• WHAT IS NEEDED
Here are some records; copy every line that holds the word "title".

• PROVIDED INFORMATION

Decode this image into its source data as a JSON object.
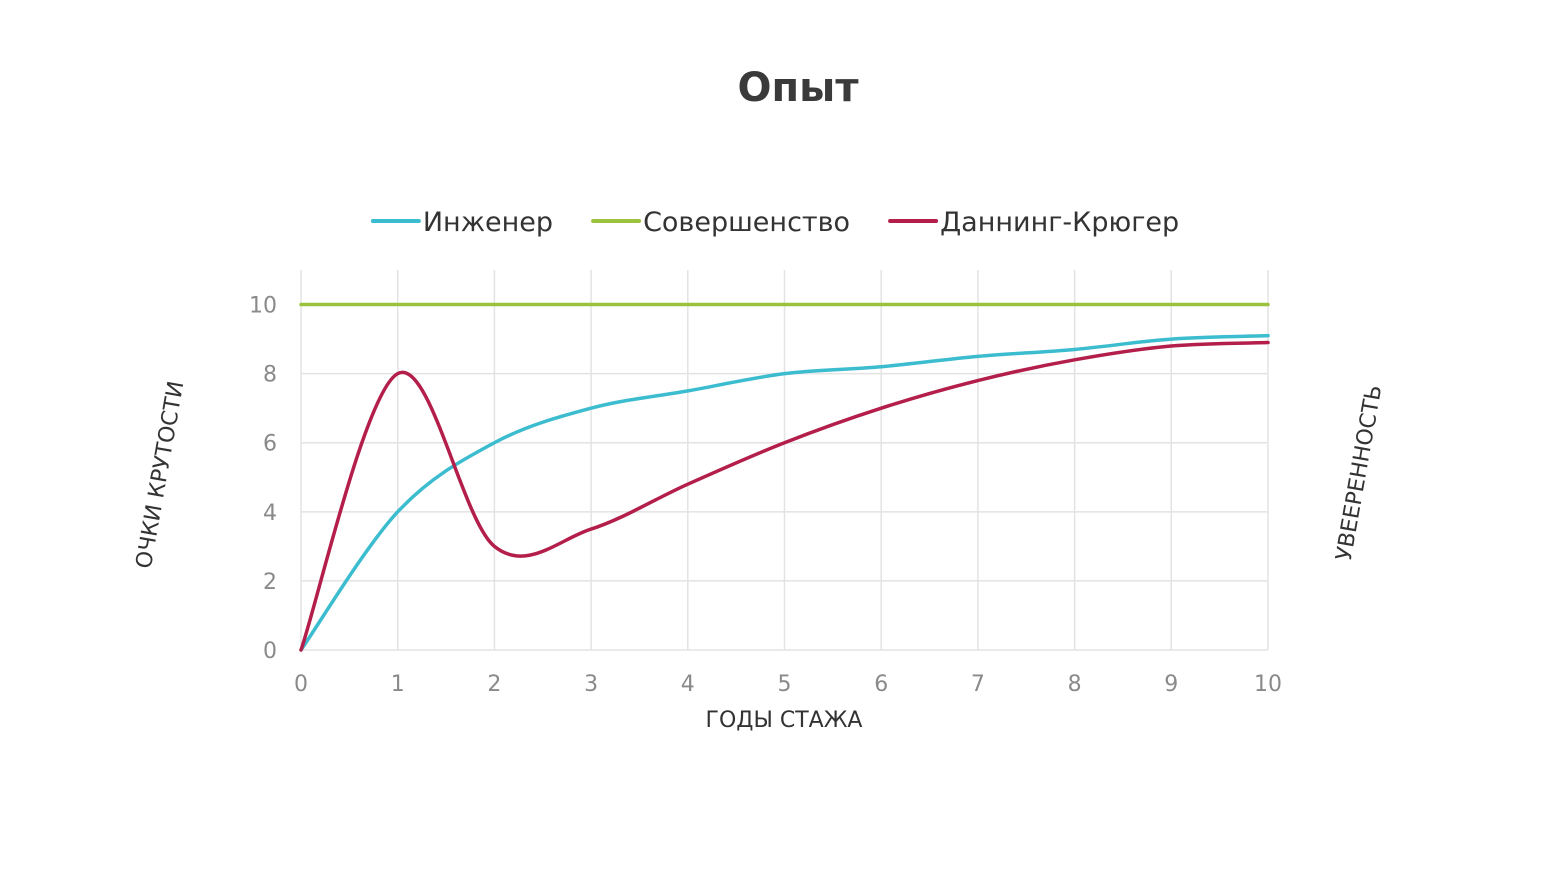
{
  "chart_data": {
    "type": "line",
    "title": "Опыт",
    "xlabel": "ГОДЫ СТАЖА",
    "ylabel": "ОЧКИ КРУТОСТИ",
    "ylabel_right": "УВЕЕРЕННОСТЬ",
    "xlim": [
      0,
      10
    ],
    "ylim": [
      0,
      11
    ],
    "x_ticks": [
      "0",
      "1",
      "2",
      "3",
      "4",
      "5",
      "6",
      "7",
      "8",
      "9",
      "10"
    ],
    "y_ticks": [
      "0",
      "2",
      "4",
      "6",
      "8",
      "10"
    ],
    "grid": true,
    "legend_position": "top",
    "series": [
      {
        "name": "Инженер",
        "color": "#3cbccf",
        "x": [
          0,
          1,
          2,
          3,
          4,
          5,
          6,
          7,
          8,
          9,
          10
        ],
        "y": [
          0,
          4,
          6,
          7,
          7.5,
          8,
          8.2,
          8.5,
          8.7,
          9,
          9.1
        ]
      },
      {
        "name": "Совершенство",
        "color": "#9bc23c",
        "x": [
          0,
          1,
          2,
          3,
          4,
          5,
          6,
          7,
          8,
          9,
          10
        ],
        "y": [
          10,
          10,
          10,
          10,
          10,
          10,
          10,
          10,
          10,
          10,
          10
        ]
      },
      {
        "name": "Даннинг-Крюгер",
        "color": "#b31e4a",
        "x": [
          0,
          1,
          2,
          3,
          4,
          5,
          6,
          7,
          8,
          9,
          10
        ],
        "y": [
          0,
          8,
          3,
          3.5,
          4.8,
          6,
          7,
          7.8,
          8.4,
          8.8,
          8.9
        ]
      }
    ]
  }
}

* * *

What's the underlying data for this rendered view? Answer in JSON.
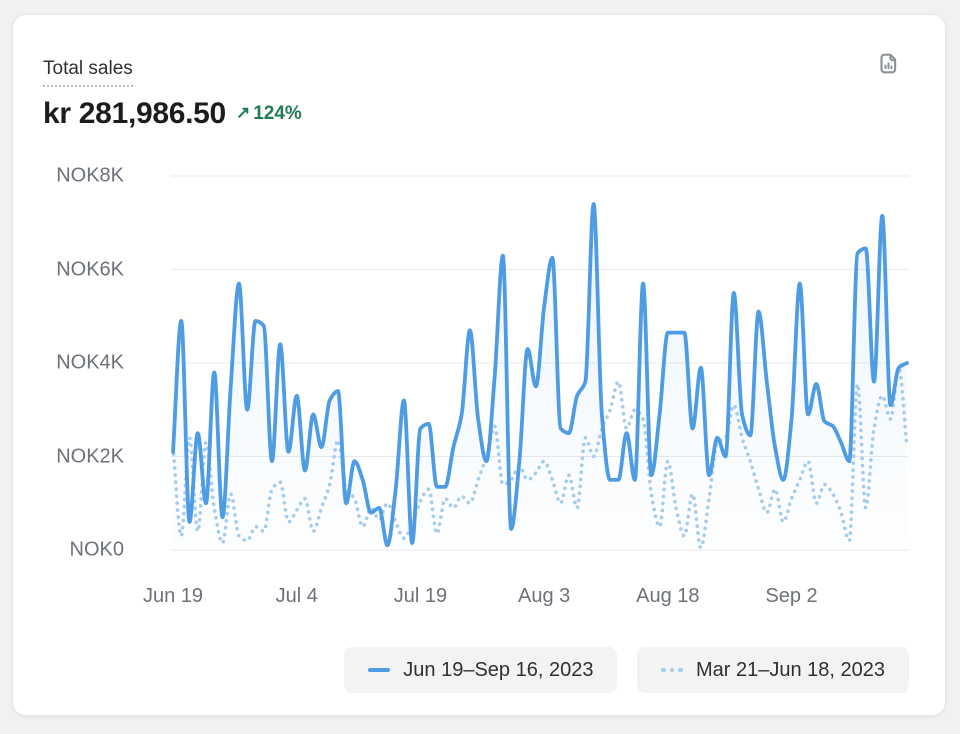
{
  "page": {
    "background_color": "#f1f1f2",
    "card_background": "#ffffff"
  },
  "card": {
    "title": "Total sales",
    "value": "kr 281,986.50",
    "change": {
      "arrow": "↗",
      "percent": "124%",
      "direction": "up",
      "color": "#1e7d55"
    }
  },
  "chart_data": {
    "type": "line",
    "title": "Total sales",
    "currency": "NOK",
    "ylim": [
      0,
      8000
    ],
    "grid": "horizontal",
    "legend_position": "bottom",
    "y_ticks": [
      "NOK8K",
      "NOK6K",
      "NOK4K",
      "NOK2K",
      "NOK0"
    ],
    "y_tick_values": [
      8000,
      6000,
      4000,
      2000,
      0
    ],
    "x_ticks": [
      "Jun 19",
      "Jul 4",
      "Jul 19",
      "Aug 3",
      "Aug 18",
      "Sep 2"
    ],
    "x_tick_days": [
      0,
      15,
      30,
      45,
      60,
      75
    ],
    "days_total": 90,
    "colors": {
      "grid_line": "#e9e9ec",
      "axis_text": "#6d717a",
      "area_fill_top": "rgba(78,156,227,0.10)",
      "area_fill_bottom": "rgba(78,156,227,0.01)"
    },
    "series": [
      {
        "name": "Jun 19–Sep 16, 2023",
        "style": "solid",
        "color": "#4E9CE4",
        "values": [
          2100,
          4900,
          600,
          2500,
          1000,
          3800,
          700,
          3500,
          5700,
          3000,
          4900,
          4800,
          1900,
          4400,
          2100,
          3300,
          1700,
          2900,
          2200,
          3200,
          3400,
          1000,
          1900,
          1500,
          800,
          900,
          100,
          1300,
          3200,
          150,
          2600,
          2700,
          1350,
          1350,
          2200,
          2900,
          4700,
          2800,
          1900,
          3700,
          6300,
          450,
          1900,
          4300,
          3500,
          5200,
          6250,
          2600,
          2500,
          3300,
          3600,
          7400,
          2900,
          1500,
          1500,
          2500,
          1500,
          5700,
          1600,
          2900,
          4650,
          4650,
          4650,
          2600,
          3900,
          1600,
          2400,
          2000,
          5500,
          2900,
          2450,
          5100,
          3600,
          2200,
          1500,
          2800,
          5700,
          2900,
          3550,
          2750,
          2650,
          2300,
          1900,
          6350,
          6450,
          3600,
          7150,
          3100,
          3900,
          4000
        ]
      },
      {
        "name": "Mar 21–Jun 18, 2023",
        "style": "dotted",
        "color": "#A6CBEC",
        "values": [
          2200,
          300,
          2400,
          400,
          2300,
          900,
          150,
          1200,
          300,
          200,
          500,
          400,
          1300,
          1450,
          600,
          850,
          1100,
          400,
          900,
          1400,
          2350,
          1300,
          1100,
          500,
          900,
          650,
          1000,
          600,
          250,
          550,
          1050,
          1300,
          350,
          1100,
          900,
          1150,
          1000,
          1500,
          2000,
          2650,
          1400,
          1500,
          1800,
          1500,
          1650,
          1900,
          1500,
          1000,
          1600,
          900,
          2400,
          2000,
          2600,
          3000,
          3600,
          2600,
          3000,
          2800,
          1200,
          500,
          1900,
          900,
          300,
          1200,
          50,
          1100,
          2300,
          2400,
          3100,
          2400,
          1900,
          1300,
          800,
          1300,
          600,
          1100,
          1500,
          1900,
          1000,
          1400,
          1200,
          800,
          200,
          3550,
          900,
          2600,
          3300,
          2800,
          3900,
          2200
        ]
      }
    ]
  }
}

--

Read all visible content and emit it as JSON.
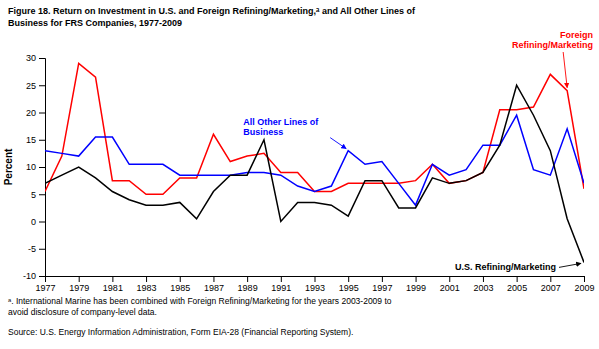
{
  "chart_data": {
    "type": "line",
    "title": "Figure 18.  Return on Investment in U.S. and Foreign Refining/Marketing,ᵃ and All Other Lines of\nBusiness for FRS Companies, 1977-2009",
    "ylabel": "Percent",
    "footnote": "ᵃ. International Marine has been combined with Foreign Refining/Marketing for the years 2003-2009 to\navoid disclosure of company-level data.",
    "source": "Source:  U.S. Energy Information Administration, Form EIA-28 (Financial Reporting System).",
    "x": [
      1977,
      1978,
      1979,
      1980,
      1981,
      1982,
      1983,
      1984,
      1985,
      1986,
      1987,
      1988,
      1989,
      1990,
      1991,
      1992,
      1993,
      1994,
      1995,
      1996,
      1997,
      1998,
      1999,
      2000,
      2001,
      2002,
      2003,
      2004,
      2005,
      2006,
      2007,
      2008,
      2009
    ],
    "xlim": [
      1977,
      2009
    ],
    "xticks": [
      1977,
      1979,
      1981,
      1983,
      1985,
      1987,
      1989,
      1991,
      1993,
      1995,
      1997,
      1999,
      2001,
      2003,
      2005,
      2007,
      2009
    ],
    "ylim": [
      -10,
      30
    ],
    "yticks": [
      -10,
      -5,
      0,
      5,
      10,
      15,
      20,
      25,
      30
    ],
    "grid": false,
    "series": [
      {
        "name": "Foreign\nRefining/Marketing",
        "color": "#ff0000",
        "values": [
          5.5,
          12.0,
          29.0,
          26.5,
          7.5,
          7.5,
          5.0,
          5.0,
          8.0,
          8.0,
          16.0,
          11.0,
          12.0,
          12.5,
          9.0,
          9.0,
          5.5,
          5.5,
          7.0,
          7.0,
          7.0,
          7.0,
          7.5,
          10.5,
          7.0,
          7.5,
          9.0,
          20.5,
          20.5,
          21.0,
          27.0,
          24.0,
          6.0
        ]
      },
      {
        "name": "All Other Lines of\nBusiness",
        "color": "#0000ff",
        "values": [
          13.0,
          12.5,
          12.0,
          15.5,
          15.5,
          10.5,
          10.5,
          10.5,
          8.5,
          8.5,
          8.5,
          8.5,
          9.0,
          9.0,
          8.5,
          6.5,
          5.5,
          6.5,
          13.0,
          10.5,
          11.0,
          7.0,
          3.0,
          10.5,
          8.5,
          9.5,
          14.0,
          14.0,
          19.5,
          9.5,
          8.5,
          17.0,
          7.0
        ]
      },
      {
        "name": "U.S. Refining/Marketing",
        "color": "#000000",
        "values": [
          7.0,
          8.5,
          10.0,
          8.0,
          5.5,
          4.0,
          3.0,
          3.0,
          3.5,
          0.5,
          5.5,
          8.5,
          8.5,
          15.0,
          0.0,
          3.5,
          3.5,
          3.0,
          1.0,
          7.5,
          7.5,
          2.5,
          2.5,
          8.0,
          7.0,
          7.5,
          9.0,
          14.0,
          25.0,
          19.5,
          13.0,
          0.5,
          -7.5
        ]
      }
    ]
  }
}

• RESPONSE TO THIS TASK
    "title": "Опыт",
    "title": "Total sales",
    "title": "Total sales",
    "title": "Figure 18.  Return on Investment in U.S. and Foreign Refining/Marketing,ᵃ and All Other Lines of\nBusiness for FRS Companies, 1977-2009",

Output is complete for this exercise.